What you will do: Print each line of the listing once more, precisely as given.

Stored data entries
· · ·

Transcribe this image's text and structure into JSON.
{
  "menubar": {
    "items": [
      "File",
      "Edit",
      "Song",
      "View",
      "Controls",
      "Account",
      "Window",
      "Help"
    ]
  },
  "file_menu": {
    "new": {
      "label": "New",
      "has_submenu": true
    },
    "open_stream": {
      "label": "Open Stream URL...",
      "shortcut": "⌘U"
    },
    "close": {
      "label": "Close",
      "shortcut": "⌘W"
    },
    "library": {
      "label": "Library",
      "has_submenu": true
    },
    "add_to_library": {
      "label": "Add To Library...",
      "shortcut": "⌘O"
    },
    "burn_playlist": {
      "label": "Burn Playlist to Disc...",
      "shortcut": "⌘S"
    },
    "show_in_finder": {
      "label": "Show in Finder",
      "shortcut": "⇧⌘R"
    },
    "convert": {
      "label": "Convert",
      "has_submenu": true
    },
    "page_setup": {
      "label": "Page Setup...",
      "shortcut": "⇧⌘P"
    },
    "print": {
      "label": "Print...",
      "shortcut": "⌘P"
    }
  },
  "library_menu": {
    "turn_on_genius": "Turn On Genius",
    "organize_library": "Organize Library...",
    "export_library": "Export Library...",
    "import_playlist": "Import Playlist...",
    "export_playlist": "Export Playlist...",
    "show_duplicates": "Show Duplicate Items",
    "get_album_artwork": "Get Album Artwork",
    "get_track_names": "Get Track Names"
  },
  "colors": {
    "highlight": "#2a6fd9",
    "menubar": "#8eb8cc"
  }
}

· · ·

Exercise answer:
Transcribe this image's text and structure into JSON.
{
  "menubar": {
    "items": [
      "File",
      "Edit",
      "Song",
      "View",
      "Controls",
      "Account",
      "Window",
      "Help"
    ]
  },
  "file_menu": {
    "new": {
      "label": "New",
      "has_submenu": true
    },
    "open_stream": {
      "label": "Open Stream URL...",
      "shortcut": "⌘U"
    },
    "close": {
      "label": "Close",
      "shortcut": "⌘W"
    },
    "library": {
      "label": "Library",
      "has_submenu": true
    },
    "add_to_library": {
      "label": "Add To Library...",
      "shortcut": "⌘O"
    },
    "burn_playlist": {
      "label": "Burn Playlist to Disc...",
      "shortcut": "⌘S"
    },
    "show_in_finder": {
      "label": "Show in Finder",
      "shortcut": "⇧⌘R"
    },
    "convert": {
      "label": "Convert",
      "has_submenu": true
    },
    "page_setup": {
      "label": "Page Setup...",
      "shortcut": "⇧⌘P"
    },
    "print": {
      "label": "Print...",
      "shortcut": "⌘P"
    }
  },
  "library_menu": {
    "turn_on_genius": "Turn On Genius",
    "organize_library": "Organize Library...",
    "export_library": "Export Library...",
    "import_playlist": "Import Playlist...",
    "export_playlist": "Export Playlist...",
    "show_duplicates": "Show Duplicate Items",
    "get_album_artwork": "Get Album Artwork",
    "get_track_names": "Get Track Names"
  },
  "colors": {
    "highlight": "#2a6fd9",
    "menubar": "#8eb8cc"
  }
}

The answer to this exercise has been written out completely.